■ What you need to do:
Omit the pictures, please, and give each record below again exactly.

■ Collected data entries:
··········

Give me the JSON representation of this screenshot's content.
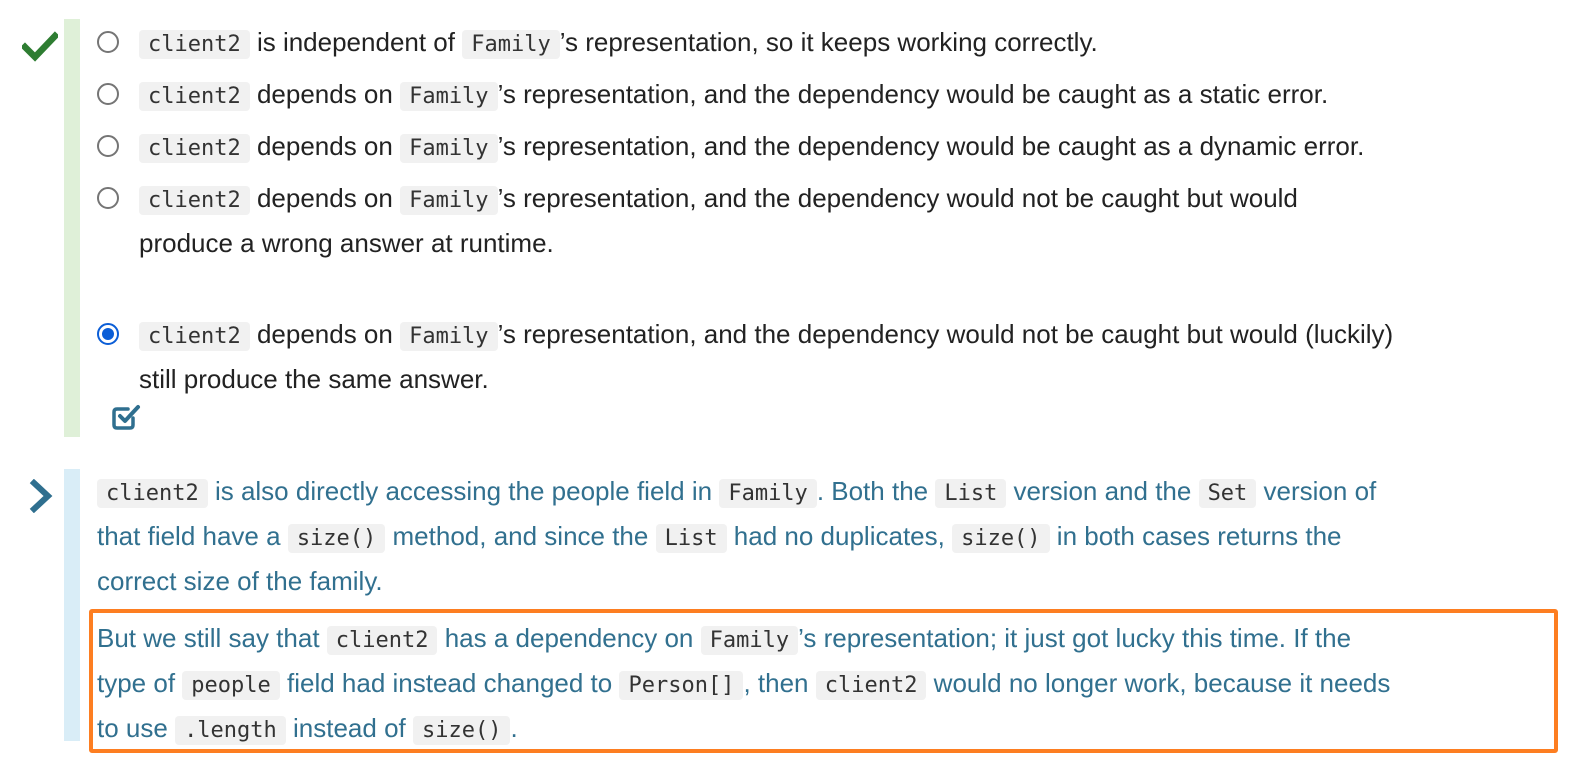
{
  "question": {
    "correct_icon": "check-icon",
    "options": [
      {
        "selected": false,
        "lines": [
          [
            {
              "c": "client2"
            },
            {
              "t": " is independent of "
            },
            {
              "c": "Family"
            },
            {
              "t": "’s representation, so it keeps working correctly."
            }
          ]
        ]
      },
      {
        "selected": false,
        "lines": [
          [
            {
              "c": "client2"
            },
            {
              "t": " depends on "
            },
            {
              "c": "Family"
            },
            {
              "t": "’s representation, and the dependency would be caught as a static error."
            }
          ]
        ]
      },
      {
        "selected": false,
        "lines": [
          [
            {
              "c": "client2"
            },
            {
              "t": " depends on "
            },
            {
              "c": "Family"
            },
            {
              "t": "’s representation, and the dependency would be caught as a dynamic error."
            }
          ]
        ]
      },
      {
        "selected": false,
        "lines": [
          [
            {
              "c": "client2"
            },
            {
              "t": " depends on "
            },
            {
              "c": "Family"
            },
            {
              "t": "’s representation, and the dependency would not be caught but would"
            }
          ],
          [
            {
              "t": "produce a wrong answer at runtime."
            }
          ]
        ]
      },
      {
        "selected": true,
        "lines": [
          [
            {
              "c": "client2"
            },
            {
              "t": " depends on "
            },
            {
              "c": "Family"
            },
            {
              "t": "’s representation, and the dependency would not be caught but would (luckily)"
            }
          ],
          [
            {
              "t": "still produce the same answer."
            }
          ]
        ]
      }
    ],
    "selected_icon": "checkbox-checked-icon"
  },
  "feedback": {
    "icon": "chevron-right-icon",
    "paragraphs": [
      {
        "lines": [
          [
            {
              "c": "client2"
            },
            {
              "t": " is also directly accessing the people field in "
            },
            {
              "c": "Family"
            },
            {
              "t": ". Both the "
            },
            {
              "c": "List"
            },
            {
              "t": " version and the "
            },
            {
              "c": "Set"
            },
            {
              "t": " version of"
            }
          ],
          [
            {
              "t": "that field have a "
            },
            {
              "c": "size()"
            },
            {
              "t": " method, and since the "
            },
            {
              "c": "List"
            },
            {
              "t": " had no duplicates, "
            },
            {
              "c": "size()"
            },
            {
              "t": " in both cases returns the"
            }
          ],
          [
            {
              "t": "correct size of the family."
            }
          ]
        ]
      },
      {
        "highlighted": true,
        "lines": [
          [
            {
              "t": "But we still say that "
            },
            {
              "c": "client2"
            },
            {
              "t": " has a dependency on "
            },
            {
              "c": "Family"
            },
            {
              "t": "’s representation; it just got lucky this time. If the"
            }
          ],
          [
            {
              "t": "type of "
            },
            {
              "c": "people"
            },
            {
              "t": " field had instead changed to "
            },
            {
              "c": "Person[]"
            },
            {
              "t": ", then "
            },
            {
              "c": "client2"
            },
            {
              "t": " would no longer work, because it needs"
            }
          ],
          [
            {
              "t": "to use "
            },
            {
              "c": ".length"
            },
            {
              "t": " instead of "
            },
            {
              "c": "size()"
            },
            {
              "t": "."
            }
          ]
        ]
      }
    ]
  },
  "colors": {
    "correct_green": "#2e7d32",
    "correct_bar": "#dff0d8",
    "radio_selected": "#0b5ed7",
    "feedback_text": "#31708f",
    "feedback_bar": "#d9edf7",
    "highlight_border": "#fd7e21",
    "icon_teal": "#2f6f8f"
  }
}
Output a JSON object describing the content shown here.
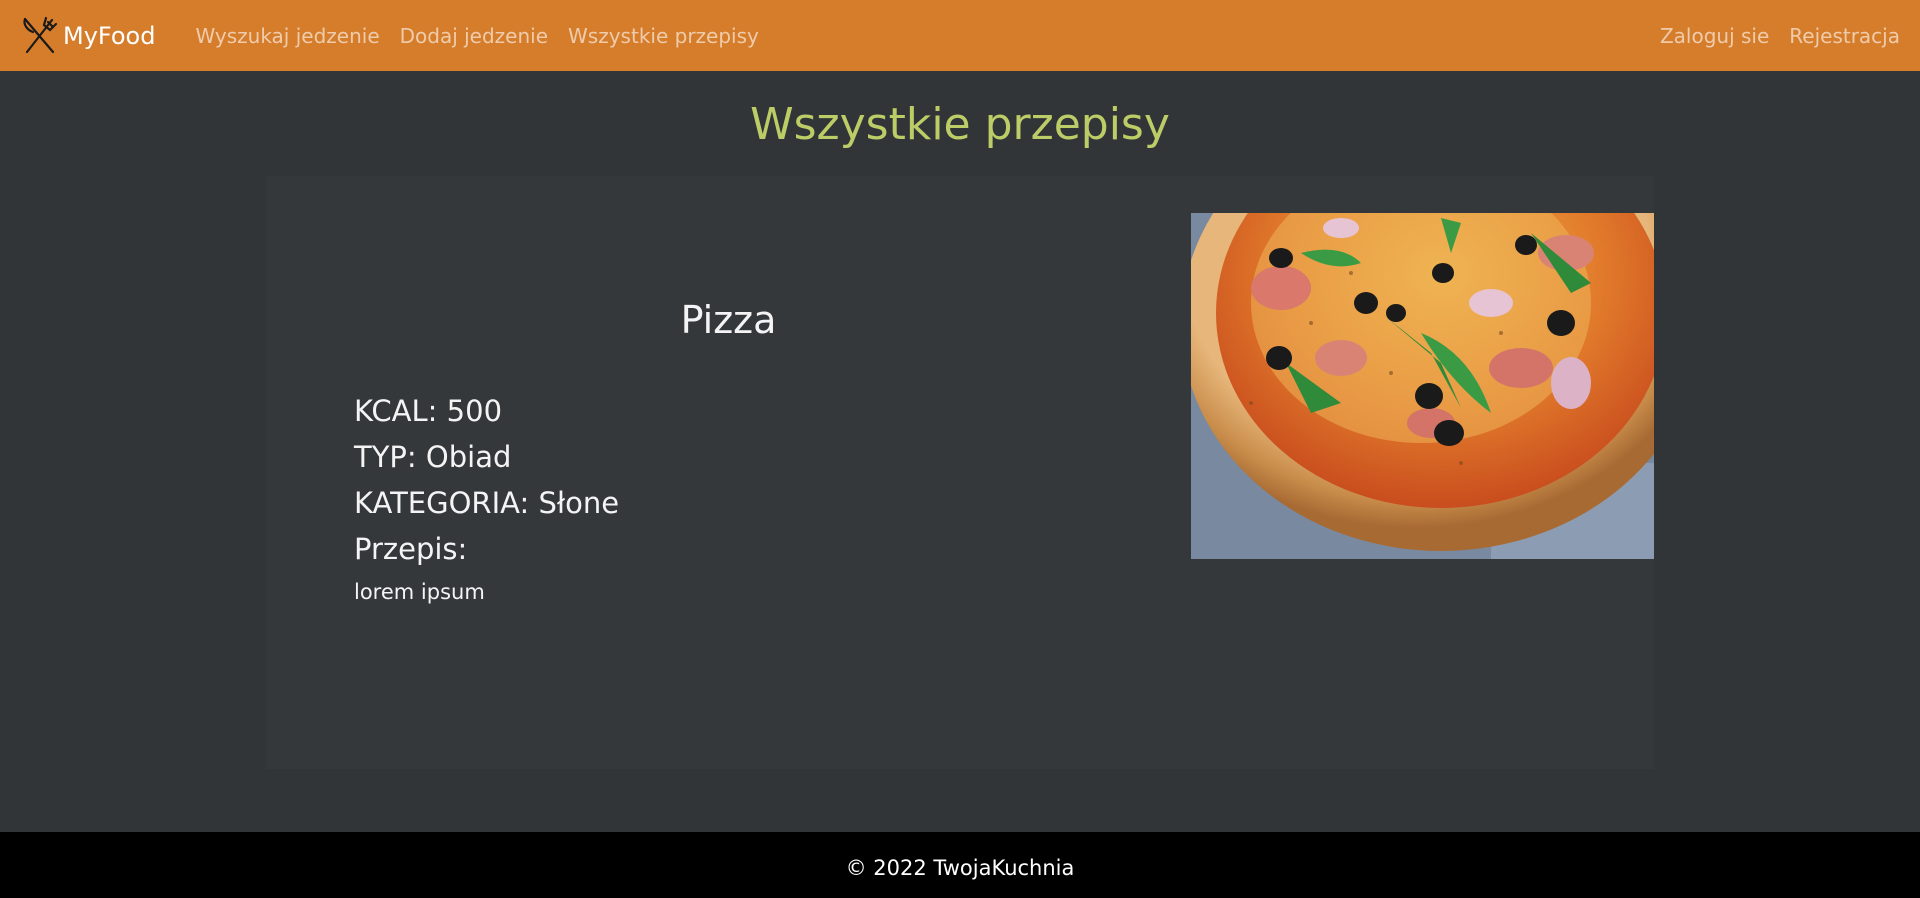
{
  "navbar": {
    "brand": "MyFood",
    "brand_icon": "fork-knife-icon",
    "color": "#d67d2b",
    "left_links": [
      "Wyszukaj jedzenie",
      "Dodaj jedzenie",
      "Wszystkie przepisy"
    ],
    "right_links": [
      "Zaloguj sie",
      "Rejestracja"
    ]
  },
  "page": {
    "title": "Wszystkie przepisy",
    "title_color": "#bccc66"
  },
  "recipe": {
    "name": "Pizza",
    "kcal": "KCAL: 500",
    "type": "TYP: Obiad",
    "category": "KATEGORIA: Słone",
    "recipe_label": "Przepis:",
    "recipe_text": "lorem ipsum",
    "image": "pizza-photo"
  },
  "footer": {
    "text": "© 2022 TwojaKuchnia"
  }
}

··········

■ Answer to the exercise:
Give me the JSON representation of this screenshot's content.
{
  "question": {
    "correct_icon": "check-icon",
    "options": [
      {
        "selected": false,
        "lines": [
          [
            {
              "c": "client2"
            },
            {
              "t": " is independent of "
            },
            {
              "c": "Family"
            },
            {
              "t": "’s representation, so it keeps working correctly."
            }
          ]
        ]
      },
      {
        "selected": false,
        "lines": [
          [
            {
              "c": "client2"
            },
            {
              "t": " depends on "
            },
            {
              "c": "Family"
            },
            {
              "t": "’s representation, and the dependency would be caught as a static error."
            }
          ]
        ]
      },
      {
        "selected": false,
        "lines": [
          [
            {
              "c": "client2"
            },
            {
              "t": " depends on "
            },
            {
              "c": "Family"
            },
            {
              "t": "’s representation, and the dependency would be caught as a dynamic error."
            }
          ]
        ]
      },
      {
        "selected": false,
        "lines": [
          [
            {
              "c": "client2"
            },
            {
              "t": " depends on "
            },
            {
              "c": "Family"
            },
            {
              "t": "’s representation, and the dependency would not be caught but would"
            }
          ],
          [
            {
              "t": "produce a wrong answer at runtime."
            }
          ]
        ]
      },
      {
        "selected": true,
        "lines": [
          [
            {
              "c": "client2"
            },
            {
              "t": " depends on "
            },
            {
              "c": "Family"
            },
            {
              "t": "’s representation, and the dependency would not be caught but would (luckily)"
            }
          ],
          [
            {
              "t": "still produce the same answer."
            }
          ]
        ]
      }
    ],
    "selected_icon": "checkbox-checked-icon"
  },
  "feedback": {
    "icon": "chevron-right-icon",
    "paragraphs": [
      {
        "lines": [
          [
            {
              "c": "client2"
            },
            {
              "t": " is also directly accessing the people field in "
            },
            {
              "c": "Family"
            },
            {
              "t": ". Both the "
            },
            {
              "c": "List"
            },
            {
              "t": " version and the "
            },
            {
              "c": "Set"
            },
            {
              "t": " version of"
            }
          ],
          [
            {
              "t": "that field have a "
            },
            {
              "c": "size()"
            },
            {
              "t": " method, and since the "
            },
            {
              "c": "List"
            },
            {
              "t": " had no duplicates, "
            },
            {
              "c": "size()"
            },
            {
              "t": " in both cases returns the"
            }
          ],
          [
            {
              "t": "correct size of the family."
            }
          ]
        ]
      },
      {
        "highlighted": true,
        "lines": [
          [
            {
              "t": "But we still say that "
            },
            {
              "c": "client2"
            },
            {
              "t": " has a dependency on "
            },
            {
              "c": "Family"
            },
            {
              "t": "’s representation; it just got lucky this time. If the"
            }
          ],
          [
            {
              "t": "type of "
            },
            {
              "c": "people"
            },
            {
              "t": " field had instead changed to "
            },
            {
              "c": "Person[]"
            },
            {
              "t": ", then "
            },
            {
              "c": "client2"
            },
            {
              "t": " would no longer work, because it needs"
            }
          ],
          [
            {
              "t": "to use "
            },
            {
              "c": ".length"
            },
            {
              "t": " instead of "
            },
            {
              "c": "size()"
            },
            {
              "t": "."
            }
          ]
        ]
      }
    ]
  },
  "colors": {
    "correct_green": "#2e7d32",
    "correct_bar": "#dff0d8",
    "radio_selected": "#0b5ed7",
    "feedback_text": "#31708f",
    "feedback_bar": "#d9edf7",
    "highlight_border": "#fd7e21",
    "icon_teal": "#2f6f8f"
  }
}
Output a JSON object describing the content shown here.
{
  "navbar": {
    "brand": "MyFood",
    "brand_icon": "fork-knife-icon",
    "color": "#d67d2b",
    "left_links": [
      "Wyszukaj jedzenie",
      "Dodaj jedzenie",
      "Wszystkie przepisy"
    ],
    "right_links": [
      "Zaloguj sie",
      "Rejestracja"
    ]
  },
  "page": {
    "title": "Wszystkie przepisy",
    "title_color": "#bccc66"
  },
  "recipe": {
    "name": "Pizza",
    "kcal": "KCAL: 500",
    "type": "TYP: Obiad",
    "category": "KATEGORIA: Słone",
    "recipe_label": "Przepis:",
    "recipe_text": "lorem ipsum",
    "image": "pizza-photo"
  },
  "footer": {
    "text": "© 2022 TwojaKuchnia"
  }
}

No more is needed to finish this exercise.